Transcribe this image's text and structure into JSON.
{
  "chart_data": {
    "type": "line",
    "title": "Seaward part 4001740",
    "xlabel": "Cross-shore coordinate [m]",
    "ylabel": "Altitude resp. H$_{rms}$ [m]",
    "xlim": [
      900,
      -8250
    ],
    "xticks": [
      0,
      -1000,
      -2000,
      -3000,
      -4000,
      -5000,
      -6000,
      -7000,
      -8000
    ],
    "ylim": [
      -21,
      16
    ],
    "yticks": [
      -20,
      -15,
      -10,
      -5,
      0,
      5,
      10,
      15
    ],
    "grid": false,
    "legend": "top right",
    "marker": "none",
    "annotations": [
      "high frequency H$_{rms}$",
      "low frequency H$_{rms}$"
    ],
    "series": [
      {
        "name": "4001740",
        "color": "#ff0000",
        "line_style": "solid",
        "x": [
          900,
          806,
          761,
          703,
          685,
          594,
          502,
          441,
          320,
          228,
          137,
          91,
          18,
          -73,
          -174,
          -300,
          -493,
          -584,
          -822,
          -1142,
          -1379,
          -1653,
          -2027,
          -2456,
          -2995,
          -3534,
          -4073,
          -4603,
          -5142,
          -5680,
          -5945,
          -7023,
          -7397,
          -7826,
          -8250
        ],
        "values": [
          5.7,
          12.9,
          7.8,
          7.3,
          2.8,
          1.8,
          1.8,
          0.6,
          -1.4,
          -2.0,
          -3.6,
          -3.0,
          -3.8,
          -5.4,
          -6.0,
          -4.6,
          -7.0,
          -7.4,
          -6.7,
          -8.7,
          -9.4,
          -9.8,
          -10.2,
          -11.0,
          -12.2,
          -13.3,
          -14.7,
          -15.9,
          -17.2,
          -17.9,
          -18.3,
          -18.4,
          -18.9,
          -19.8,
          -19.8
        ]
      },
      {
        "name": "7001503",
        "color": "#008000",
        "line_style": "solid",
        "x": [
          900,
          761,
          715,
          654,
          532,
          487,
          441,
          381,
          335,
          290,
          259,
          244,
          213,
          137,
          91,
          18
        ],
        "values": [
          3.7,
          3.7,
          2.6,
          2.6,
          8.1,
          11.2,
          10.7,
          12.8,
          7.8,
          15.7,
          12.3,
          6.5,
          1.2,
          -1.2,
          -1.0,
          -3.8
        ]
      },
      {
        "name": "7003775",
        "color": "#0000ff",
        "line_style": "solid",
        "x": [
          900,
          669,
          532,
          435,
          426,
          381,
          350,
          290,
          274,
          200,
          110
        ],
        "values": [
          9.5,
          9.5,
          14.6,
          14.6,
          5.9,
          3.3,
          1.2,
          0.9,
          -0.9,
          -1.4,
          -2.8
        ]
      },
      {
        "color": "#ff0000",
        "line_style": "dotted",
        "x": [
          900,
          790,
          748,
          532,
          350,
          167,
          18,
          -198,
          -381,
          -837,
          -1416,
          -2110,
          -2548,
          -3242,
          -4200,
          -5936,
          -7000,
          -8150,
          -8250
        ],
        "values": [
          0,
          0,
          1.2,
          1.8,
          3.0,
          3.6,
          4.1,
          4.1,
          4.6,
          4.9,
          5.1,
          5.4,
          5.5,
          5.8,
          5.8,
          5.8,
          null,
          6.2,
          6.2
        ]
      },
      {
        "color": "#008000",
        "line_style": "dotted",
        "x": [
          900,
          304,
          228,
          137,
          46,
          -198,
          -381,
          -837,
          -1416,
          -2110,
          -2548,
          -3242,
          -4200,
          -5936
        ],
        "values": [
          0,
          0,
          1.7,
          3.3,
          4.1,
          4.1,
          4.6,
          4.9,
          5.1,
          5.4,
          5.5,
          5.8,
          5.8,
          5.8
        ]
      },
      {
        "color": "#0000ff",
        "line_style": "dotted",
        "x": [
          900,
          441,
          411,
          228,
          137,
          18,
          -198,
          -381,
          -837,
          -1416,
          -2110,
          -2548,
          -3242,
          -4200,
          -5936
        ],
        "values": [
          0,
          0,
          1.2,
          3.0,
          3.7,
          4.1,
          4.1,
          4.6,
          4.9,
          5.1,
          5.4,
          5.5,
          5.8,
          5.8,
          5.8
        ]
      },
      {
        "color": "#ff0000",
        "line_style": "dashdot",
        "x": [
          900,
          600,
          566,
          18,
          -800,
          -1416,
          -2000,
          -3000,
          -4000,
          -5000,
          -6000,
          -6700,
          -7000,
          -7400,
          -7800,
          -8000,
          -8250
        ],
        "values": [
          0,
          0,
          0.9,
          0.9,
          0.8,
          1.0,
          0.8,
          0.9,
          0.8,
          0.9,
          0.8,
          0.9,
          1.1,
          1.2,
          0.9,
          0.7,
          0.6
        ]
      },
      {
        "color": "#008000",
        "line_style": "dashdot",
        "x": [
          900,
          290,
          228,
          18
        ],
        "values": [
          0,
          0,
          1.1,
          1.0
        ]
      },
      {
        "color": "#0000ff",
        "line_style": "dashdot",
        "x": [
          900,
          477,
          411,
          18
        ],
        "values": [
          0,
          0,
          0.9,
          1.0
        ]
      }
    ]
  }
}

## DIRECTIVE
Output all records verbatim.

## CORRECT RESPONSE
Transcribe this image's text and structure into JSON.
{
  "chart_data": {
    "type": "line",
    "title": "Seaward part 4001740",
    "xlabel": "Cross-shore coordinate [m]",
    "ylabel": "Altitude resp. H$_{rms}$ [m]",
    "xlim": [
      900,
      -8250
    ],
    "xticks": [
      0,
      -1000,
      -2000,
      -3000,
      -4000,
      -5000,
      -6000,
      -7000,
      -8000
    ],
    "ylim": [
      -21,
      16
    ],
    "yticks": [
      -20,
      -15,
      -10,
      -5,
      0,
      5,
      10,
      15
    ],
    "grid": false,
    "legend": "top right",
    "marker": "none",
    "annotations": [
      "high frequency H$_{rms}$",
      "low frequency H$_{rms}$"
    ],
    "series": [
      {
        "name": "4001740",
        "color": "#ff0000",
        "line_style": "solid",
        "x": [
          900,
          806,
          761,
          703,
          685,
          594,
          502,
          441,
          320,
          228,
          137,
          91,
          18,
          -73,
          -174,
          -300,
          -493,
          -584,
          -822,
          -1142,
          -1379,
          -1653,
          -2027,
          -2456,
          -2995,
          -3534,
          -4073,
          -4603,
          -5142,
          -5680,
          -5945,
          -7023,
          -7397,
          -7826,
          -8250
        ],
        "values": [
          5.7,
          12.9,
          7.8,
          7.3,
          2.8,
          1.8,
          1.8,
          0.6,
          -1.4,
          -2.0,
          -3.6,
          -3.0,
          -3.8,
          -5.4,
          -6.0,
          -4.6,
          -7.0,
          -7.4,
          -6.7,
          -8.7,
          -9.4,
          -9.8,
          -10.2,
          -11.0,
          -12.2,
          -13.3,
          -14.7,
          -15.9,
          -17.2,
          -17.9,
          -18.3,
          -18.4,
          -18.9,
          -19.8,
          -19.8
        ]
      },
      {
        "name": "7001503",
        "color": "#008000",
        "line_style": "solid",
        "x": [
          900,
          761,
          715,
          654,
          532,
          487,
          441,
          381,
          335,
          290,
          259,
          244,
          213,
          137,
          91,
          18
        ],
        "values": [
          3.7,
          3.7,
          2.6,
          2.6,
          8.1,
          11.2,
          10.7,
          12.8,
          7.8,
          15.7,
          12.3,
          6.5,
          1.2,
          -1.2,
          -1.0,
          -3.8
        ]
      },
      {
        "name": "7003775",
        "color": "#0000ff",
        "line_style": "solid",
        "x": [
          900,
          669,
          532,
          435,
          426,
          381,
          350,
          290,
          274,
          200,
          110
        ],
        "values": [
          9.5,
          9.5,
          14.6,
          14.6,
          5.9,
          3.3,
          1.2,
          0.9,
          -0.9,
          -1.4,
          -2.8
        ]
      },
      {
        "color": "#ff0000",
        "line_style": "dotted",
        "x": [
          900,
          790,
          748,
          532,
          350,
          167,
          18,
          -198,
          -381,
          -837,
          -1416,
          -2110,
          -2548,
          -3242,
          -4200,
          -5936,
          -7000,
          -8150,
          -8250
        ],
        "values": [
          0,
          0,
          1.2,
          1.8,
          3.0,
          3.6,
          4.1,
          4.1,
          4.6,
          4.9,
          5.1,
          5.4,
          5.5,
          5.8,
          5.8,
          5.8,
          null,
          6.2,
          6.2
        ]
      },
      {
        "color": "#008000",
        "line_style": "dotted",
        "x": [
          900,
          304,
          228,
          137,
          46,
          -198,
          -381,
          -837,
          -1416,
          -2110,
          -2548,
          -3242,
          -4200,
          -5936
        ],
        "values": [
          0,
          0,
          1.7,
          3.3,
          4.1,
          4.1,
          4.6,
          4.9,
          5.1,
          5.4,
          5.5,
          5.8,
          5.8,
          5.8
        ]
      },
      {
        "color": "#0000ff",
        "line_style": "dotted",
        "x": [
          900,
          441,
          411,
          228,
          137,
          18,
          -198,
          -381,
          -837,
          -1416,
          -2110,
          -2548,
          -3242,
          -4200,
          -5936
        ],
        "values": [
          0,
          0,
          1.2,
          3.0,
          3.7,
          4.1,
          4.1,
          4.6,
          4.9,
          5.1,
          5.4,
          5.5,
          5.8,
          5.8,
          5.8
        ]
      },
      {
        "color": "#ff0000",
        "line_style": "dashdot",
        "x": [
          900,
          600,
          566,
          18,
          -800,
          -1416,
          -2000,
          -3000,
          -4000,
          -5000,
          -6000,
          -6700,
          -7000,
          -7400,
          -7800,
          -8000,
          -8250
        ],
        "values": [
          0,
          0,
          0.9,
          0.9,
          0.8,
          1.0,
          0.8,
          0.9,
          0.8,
          0.9,
          0.8,
          0.9,
          1.1,
          1.2,
          0.9,
          0.7,
          0.6
        ]
      },
      {
        "color": "#008000",
        "line_style": "dashdot",
        "x": [
          900,
          290,
          228,
          18
        ],
        "values": [
          0,
          0,
          1.1,
          1.0
        ]
      },
      {
        "color": "#0000ff",
        "line_style": "dashdot",
        "x": [
          900,
          477,
          411,
          18
        ],
        "values": [
          0,
          0,
          0.9,
          1.0
        ]
      }
    ]
  }
}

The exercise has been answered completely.